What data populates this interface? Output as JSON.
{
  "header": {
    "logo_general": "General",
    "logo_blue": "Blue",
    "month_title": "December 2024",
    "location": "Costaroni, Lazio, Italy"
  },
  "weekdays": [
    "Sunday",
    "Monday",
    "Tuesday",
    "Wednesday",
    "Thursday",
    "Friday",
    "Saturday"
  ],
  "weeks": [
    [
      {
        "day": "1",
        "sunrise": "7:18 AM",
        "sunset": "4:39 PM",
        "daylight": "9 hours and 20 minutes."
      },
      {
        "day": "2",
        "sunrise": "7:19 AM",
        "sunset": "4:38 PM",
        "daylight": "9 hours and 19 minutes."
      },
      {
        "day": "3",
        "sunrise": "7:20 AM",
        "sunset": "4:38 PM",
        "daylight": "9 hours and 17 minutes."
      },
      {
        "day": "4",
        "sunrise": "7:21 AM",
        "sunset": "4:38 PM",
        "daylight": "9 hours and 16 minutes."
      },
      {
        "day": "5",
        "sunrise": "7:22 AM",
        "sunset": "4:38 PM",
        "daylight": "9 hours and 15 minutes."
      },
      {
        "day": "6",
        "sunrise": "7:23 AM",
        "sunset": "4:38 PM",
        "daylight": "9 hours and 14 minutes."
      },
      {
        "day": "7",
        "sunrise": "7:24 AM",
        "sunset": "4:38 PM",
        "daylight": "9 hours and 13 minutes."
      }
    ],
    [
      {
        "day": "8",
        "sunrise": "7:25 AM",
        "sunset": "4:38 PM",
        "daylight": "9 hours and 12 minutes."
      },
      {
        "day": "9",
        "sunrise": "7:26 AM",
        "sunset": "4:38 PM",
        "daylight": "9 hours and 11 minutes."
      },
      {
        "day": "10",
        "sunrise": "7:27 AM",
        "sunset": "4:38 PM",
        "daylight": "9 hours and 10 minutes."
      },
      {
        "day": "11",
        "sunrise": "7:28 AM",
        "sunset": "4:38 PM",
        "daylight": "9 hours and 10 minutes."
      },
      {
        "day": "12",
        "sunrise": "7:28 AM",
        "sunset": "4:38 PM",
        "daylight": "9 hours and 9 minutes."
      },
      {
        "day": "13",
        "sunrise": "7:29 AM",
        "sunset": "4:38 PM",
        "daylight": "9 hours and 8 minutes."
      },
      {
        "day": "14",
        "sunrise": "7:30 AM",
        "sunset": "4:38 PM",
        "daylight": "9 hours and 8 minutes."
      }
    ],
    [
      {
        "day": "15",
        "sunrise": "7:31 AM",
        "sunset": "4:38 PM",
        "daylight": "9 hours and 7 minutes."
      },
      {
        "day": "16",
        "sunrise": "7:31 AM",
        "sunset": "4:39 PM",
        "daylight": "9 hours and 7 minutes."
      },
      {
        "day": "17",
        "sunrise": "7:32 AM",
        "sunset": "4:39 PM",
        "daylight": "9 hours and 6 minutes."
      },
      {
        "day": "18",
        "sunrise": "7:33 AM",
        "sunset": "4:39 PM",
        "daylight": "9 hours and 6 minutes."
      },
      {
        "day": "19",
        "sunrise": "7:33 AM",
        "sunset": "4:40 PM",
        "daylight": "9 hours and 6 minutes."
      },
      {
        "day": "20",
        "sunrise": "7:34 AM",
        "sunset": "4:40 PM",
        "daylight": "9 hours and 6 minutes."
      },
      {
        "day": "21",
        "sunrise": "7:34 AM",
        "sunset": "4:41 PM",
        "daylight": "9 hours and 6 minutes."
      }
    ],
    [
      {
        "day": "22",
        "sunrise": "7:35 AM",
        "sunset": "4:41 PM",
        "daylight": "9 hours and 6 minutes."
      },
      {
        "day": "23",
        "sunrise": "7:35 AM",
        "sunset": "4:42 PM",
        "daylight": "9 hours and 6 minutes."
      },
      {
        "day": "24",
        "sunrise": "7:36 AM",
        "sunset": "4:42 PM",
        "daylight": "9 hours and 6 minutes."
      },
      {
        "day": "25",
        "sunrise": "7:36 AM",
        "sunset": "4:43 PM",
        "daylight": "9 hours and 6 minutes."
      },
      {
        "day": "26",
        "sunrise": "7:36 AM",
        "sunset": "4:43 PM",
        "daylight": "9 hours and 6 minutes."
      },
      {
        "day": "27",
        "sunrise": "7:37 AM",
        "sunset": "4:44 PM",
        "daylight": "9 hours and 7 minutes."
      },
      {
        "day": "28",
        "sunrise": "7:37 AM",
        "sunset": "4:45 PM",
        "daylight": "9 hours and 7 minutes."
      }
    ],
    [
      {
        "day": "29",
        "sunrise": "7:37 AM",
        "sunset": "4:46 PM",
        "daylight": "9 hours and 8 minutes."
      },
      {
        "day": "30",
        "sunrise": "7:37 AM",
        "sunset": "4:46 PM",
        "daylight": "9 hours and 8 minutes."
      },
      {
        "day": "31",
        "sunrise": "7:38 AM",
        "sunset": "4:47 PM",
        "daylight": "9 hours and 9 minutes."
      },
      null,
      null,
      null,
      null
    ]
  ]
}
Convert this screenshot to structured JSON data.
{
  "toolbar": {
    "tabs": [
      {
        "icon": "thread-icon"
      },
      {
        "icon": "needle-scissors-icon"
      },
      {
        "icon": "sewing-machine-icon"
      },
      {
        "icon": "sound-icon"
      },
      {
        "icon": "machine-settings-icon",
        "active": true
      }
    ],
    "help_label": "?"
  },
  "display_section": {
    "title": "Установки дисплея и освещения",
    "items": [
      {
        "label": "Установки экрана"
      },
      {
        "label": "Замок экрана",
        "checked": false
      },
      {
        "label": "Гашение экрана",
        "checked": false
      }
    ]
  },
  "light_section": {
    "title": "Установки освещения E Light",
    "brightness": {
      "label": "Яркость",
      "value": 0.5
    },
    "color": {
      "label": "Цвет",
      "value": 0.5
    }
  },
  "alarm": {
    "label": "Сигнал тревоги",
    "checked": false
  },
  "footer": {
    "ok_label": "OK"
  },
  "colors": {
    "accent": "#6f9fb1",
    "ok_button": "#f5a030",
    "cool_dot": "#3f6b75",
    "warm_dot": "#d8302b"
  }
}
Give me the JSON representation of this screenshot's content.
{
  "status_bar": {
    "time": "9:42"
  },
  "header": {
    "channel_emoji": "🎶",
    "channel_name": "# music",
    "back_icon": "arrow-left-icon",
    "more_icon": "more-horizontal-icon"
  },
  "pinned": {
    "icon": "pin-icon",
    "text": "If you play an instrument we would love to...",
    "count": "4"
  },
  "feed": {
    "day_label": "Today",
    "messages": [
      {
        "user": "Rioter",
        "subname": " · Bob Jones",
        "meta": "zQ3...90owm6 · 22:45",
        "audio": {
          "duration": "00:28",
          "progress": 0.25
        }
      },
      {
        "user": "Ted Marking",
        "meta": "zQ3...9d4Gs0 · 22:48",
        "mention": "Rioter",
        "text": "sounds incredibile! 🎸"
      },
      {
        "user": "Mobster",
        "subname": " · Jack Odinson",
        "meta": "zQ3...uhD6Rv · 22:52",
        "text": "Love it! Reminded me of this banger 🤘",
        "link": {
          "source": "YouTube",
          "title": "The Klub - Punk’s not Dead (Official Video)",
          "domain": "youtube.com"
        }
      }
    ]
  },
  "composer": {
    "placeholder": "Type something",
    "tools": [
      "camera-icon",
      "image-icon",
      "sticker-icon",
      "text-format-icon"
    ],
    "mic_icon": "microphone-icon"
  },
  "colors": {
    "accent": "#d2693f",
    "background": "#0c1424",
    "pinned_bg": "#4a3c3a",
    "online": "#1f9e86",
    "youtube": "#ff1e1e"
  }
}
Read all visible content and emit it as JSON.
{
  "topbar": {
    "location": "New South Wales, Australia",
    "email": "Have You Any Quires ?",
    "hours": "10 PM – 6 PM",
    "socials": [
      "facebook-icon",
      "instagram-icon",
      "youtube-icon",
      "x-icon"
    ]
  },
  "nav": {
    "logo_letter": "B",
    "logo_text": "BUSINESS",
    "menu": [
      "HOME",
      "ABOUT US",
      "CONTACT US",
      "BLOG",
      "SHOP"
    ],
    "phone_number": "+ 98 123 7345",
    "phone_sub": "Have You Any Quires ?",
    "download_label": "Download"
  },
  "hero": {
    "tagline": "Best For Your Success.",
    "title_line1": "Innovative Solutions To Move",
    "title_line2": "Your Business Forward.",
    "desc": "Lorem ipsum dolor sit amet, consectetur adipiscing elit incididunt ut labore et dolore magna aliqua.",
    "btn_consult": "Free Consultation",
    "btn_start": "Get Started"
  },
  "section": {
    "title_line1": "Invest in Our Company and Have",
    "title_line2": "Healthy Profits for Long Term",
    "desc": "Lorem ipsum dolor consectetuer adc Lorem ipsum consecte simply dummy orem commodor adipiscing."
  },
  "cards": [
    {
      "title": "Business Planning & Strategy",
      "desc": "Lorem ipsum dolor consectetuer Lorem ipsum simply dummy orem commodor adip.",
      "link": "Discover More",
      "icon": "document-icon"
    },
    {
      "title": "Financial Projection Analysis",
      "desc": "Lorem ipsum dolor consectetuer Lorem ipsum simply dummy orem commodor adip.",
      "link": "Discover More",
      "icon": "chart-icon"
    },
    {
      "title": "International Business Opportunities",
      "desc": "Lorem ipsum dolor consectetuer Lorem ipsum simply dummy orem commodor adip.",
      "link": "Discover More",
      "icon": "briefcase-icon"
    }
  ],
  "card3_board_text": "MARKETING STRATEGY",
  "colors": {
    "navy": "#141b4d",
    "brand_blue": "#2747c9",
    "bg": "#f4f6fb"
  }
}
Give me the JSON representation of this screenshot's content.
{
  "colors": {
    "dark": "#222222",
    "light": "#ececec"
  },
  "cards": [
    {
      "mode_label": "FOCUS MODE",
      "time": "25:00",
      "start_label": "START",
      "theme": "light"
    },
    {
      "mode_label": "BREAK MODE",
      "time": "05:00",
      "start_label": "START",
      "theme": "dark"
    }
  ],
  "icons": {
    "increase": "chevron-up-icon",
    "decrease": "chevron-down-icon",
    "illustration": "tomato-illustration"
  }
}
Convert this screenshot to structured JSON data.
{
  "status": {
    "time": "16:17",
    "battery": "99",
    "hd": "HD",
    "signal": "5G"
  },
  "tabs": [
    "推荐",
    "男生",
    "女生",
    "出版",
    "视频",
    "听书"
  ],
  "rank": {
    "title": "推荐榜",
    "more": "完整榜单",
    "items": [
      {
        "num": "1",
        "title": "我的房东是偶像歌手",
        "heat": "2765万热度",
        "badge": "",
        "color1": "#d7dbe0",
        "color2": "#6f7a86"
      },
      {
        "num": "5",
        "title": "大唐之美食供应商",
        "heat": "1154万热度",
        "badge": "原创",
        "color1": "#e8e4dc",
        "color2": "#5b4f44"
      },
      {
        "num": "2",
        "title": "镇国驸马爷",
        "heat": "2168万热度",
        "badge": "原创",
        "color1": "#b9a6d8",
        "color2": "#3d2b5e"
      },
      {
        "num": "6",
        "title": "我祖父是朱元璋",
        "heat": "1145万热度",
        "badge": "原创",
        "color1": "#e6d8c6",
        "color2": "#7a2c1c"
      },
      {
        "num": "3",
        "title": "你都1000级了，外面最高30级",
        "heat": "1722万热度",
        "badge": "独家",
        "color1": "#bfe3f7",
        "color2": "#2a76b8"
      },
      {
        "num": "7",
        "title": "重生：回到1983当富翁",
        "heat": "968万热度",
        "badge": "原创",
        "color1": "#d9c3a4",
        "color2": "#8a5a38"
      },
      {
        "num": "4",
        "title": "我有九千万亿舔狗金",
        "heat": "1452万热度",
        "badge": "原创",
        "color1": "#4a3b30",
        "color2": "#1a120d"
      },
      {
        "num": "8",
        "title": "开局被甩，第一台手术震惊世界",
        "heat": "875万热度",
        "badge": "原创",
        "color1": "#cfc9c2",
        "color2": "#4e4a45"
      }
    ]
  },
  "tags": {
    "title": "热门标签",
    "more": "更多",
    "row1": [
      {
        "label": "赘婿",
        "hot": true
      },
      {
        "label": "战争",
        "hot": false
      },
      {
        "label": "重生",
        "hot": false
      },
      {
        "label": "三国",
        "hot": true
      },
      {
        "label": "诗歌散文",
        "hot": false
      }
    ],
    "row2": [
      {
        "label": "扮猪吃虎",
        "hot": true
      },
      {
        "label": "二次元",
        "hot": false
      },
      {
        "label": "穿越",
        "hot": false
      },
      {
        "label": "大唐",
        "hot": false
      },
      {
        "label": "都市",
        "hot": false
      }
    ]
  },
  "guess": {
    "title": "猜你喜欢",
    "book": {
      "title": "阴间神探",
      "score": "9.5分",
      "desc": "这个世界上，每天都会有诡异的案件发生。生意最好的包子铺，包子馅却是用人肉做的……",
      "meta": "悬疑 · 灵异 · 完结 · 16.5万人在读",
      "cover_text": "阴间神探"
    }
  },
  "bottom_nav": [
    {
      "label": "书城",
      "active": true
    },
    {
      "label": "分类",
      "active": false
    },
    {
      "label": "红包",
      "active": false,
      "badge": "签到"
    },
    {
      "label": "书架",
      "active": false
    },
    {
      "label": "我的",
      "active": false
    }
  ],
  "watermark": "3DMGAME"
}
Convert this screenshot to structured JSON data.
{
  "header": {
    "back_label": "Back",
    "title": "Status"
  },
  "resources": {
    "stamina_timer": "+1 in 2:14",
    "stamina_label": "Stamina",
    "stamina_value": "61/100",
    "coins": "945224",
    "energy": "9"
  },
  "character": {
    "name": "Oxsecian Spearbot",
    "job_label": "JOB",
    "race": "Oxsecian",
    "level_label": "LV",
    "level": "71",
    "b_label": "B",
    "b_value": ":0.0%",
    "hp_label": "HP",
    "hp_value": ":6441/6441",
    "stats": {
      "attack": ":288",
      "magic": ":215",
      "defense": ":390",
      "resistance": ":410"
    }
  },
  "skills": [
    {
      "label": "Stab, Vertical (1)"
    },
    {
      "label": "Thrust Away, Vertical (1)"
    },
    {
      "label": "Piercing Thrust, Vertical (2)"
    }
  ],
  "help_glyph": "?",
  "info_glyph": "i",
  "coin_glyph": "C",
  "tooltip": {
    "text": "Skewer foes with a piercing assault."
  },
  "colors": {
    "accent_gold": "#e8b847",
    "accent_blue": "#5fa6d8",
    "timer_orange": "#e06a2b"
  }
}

::::::::

> _EXERCISE BRIEF_: Copy out each line of the material that holds the word "machine".

> _CORRECT ANSWER_:
        "icon": "sewing-machine-icon"
        "icon": "machine-settings-icon",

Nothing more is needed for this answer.